### [EXCERPTED RECORDS]

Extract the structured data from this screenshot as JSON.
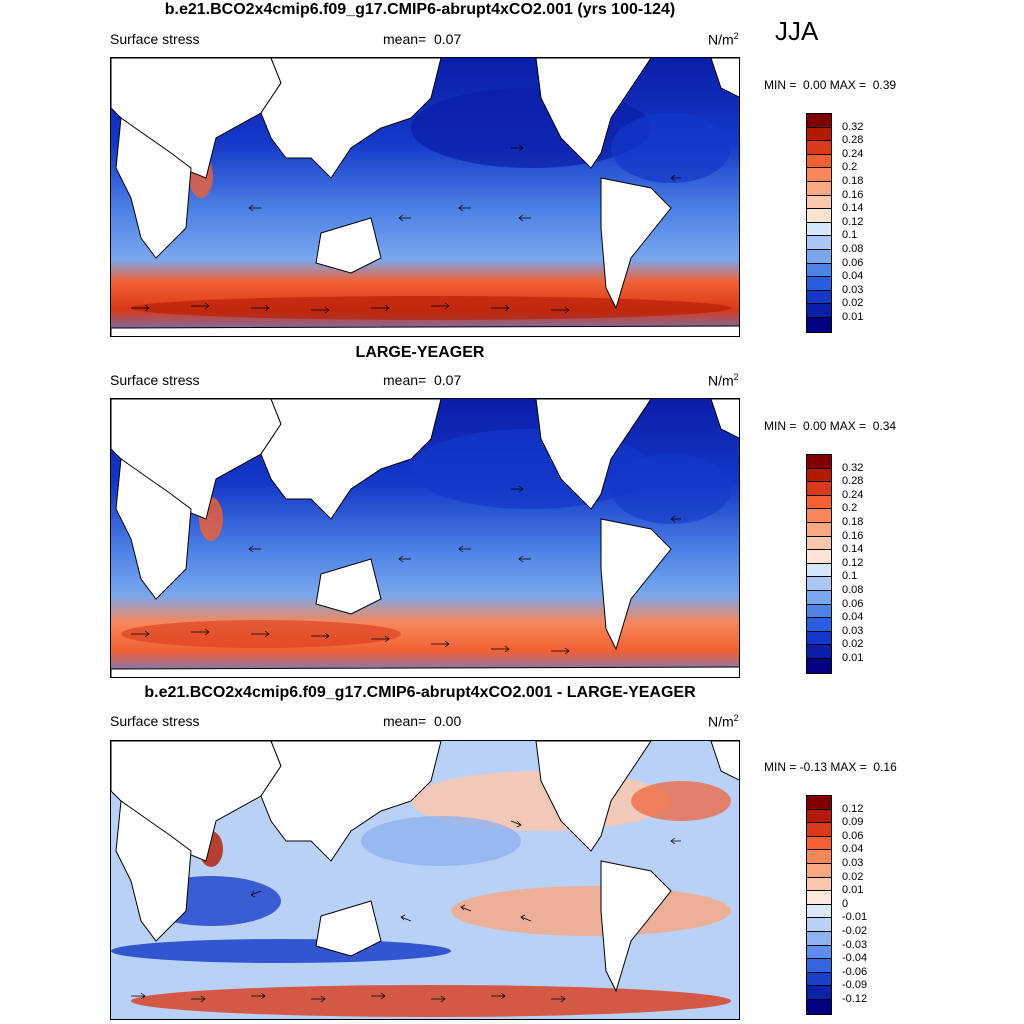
{
  "season": "JJA",
  "panels": [
    {
      "title": "b.e21.BCO2x4cmip6.f09_g17.CMIP6-abrupt4xCO2.001 (yrs 100-124)",
      "variable": "Surface stress",
      "mean_label": "mean=",
      "mean_value": "0.07",
      "unit": "N/m",
      "unit_exp": "2",
      "min_label": "MIN =",
      "min_value": "0.00",
      "max_label": "MAX =",
      "max_value": "0.39",
      "colorbar": [
        "0.32",
        "0.28",
        "0.24",
        "0.2",
        "0.18",
        "0.16",
        "0.14",
        "0.12",
        "0.1",
        "0.08",
        "0.06",
        "0.04",
        "0.03",
        "0.02",
        "0.01"
      ],
      "colors": [
        "#7f0000",
        "#b31b00",
        "#d93a1a",
        "#f26033",
        "#f7875a",
        "#f9a882",
        "#fcc8ad",
        "#fde3d2",
        "#d6e6fb",
        "#a9c8f5",
        "#7aa7ee",
        "#4f83e6",
        "#2a5ee0",
        "#1438c8",
        "#0a1ea8",
        "#000080"
      ]
    },
    {
      "title": "LARGE-YEAGER",
      "variable": "Surface stress",
      "mean_label": "mean=",
      "mean_value": "0.07",
      "unit": "N/m",
      "unit_exp": "2",
      "min_label": "MIN =",
      "min_value": "0.00",
      "max_label": "MAX =",
      "max_value": "0.34",
      "colorbar": [
        "0.32",
        "0.28",
        "0.24",
        "0.2",
        "0.18",
        "0.16",
        "0.14",
        "0.12",
        "0.1",
        "0.08",
        "0.06",
        "0.04",
        "0.03",
        "0.02",
        "0.01"
      ],
      "colors": [
        "#7f0000",
        "#b31b00",
        "#d93a1a",
        "#f26033",
        "#f7875a",
        "#f9a882",
        "#fcc8ad",
        "#fde3d2",
        "#d6e6fb",
        "#a9c8f5",
        "#7aa7ee",
        "#4f83e6",
        "#2a5ee0",
        "#1438c8",
        "#0a1ea8",
        "#000080"
      ]
    },
    {
      "title": "b.e21.BCO2x4cmip6.f09_g17.CMIP6-abrupt4xCO2.001 - LARGE-YEAGER",
      "variable": "Surface stress",
      "mean_label": "mean=",
      "mean_value": "0.00",
      "unit": "N/m",
      "unit_exp": "2",
      "min_label": "MIN =",
      "min_value": "-0.13",
      "max_label": "MAX =",
      "max_value": "0.16",
      "colorbar": [
        "0.12",
        "0.09",
        "0.06",
        "0.04",
        "0.03",
        "0.02",
        "0.01",
        "0",
        "-0.01",
        "-0.02",
        "-0.03",
        "-0.04",
        "-0.06",
        "-0.09",
        "-0.12"
      ],
      "colors": [
        "#7f0000",
        "#b31b00",
        "#d93a1a",
        "#f26033",
        "#f7875a",
        "#f9a882",
        "#fcc8ad",
        "#fde8dc",
        "#dde9fb",
        "#b9d1f6",
        "#8fb3f0",
        "#5f8ee8",
        "#3466de",
        "#1a3fc9",
        "#0a22a6",
        "#000080"
      ]
    }
  ]
}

### [TASK DESCRIPTION]
Repeat each entry exactly as given; no pictures belong in the copy.

### [THE ANSWER]
Extract the structured data from this screenshot as JSON.
{
  "season": "JJA",
  "panels": [
    {
      "title": "b.e21.BCO2x4cmip6.f09_g17.CMIP6-abrupt4xCO2.001 (yrs 100-124)",
      "variable": "Surface stress",
      "mean_label": "mean=",
      "mean_value": "0.07",
      "unit": "N/m",
      "unit_exp": "2",
      "min_label": "MIN =",
      "min_value": "0.00",
      "max_label": "MAX =",
      "max_value": "0.39",
      "colorbar": [
        "0.32",
        "0.28",
        "0.24",
        "0.2",
        "0.18",
        "0.16",
        "0.14",
        "0.12",
        "0.1",
        "0.08",
        "0.06",
        "0.04",
        "0.03",
        "0.02",
        "0.01"
      ],
      "colors": [
        "#7f0000",
        "#b31b00",
        "#d93a1a",
        "#f26033",
        "#f7875a",
        "#f9a882",
        "#fcc8ad",
        "#fde3d2",
        "#d6e6fb",
        "#a9c8f5",
        "#7aa7ee",
        "#4f83e6",
        "#2a5ee0",
        "#1438c8",
        "#0a1ea8",
        "#000080"
      ]
    },
    {
      "title": "LARGE-YEAGER",
      "variable": "Surface stress",
      "mean_label": "mean=",
      "mean_value": "0.07",
      "unit": "N/m",
      "unit_exp": "2",
      "min_label": "MIN =",
      "min_value": "0.00",
      "max_label": "MAX =",
      "max_value": "0.34",
      "colorbar": [
        "0.32",
        "0.28",
        "0.24",
        "0.2",
        "0.18",
        "0.16",
        "0.14",
        "0.12",
        "0.1",
        "0.08",
        "0.06",
        "0.04",
        "0.03",
        "0.02",
        "0.01"
      ],
      "colors": [
        "#7f0000",
        "#b31b00",
        "#d93a1a",
        "#f26033",
        "#f7875a",
        "#f9a882",
        "#fcc8ad",
        "#fde3d2",
        "#d6e6fb",
        "#a9c8f5",
        "#7aa7ee",
        "#4f83e6",
        "#2a5ee0",
        "#1438c8",
        "#0a1ea8",
        "#000080"
      ]
    },
    {
      "title": "b.e21.BCO2x4cmip6.f09_g17.CMIP6-abrupt4xCO2.001 - LARGE-YEAGER",
      "variable": "Surface stress",
      "mean_label": "mean=",
      "mean_value": "0.00",
      "unit": "N/m",
      "unit_exp": "2",
      "min_label": "MIN =",
      "min_value": "-0.13",
      "max_label": "MAX =",
      "max_value": "0.16",
      "colorbar": [
        "0.12",
        "0.09",
        "0.06",
        "0.04",
        "0.03",
        "0.02",
        "0.01",
        "0",
        "-0.01",
        "-0.02",
        "-0.03",
        "-0.04",
        "-0.06",
        "-0.09",
        "-0.12"
      ],
      "colors": [
        "#7f0000",
        "#b31b00",
        "#d93a1a",
        "#f26033",
        "#f7875a",
        "#f9a882",
        "#fcc8ad",
        "#fde8dc",
        "#dde9fb",
        "#b9d1f6",
        "#8fb3f0",
        "#5f8ee8",
        "#3466de",
        "#1a3fc9",
        "#0a22a6",
        "#000080"
      ]
    }
  ]
}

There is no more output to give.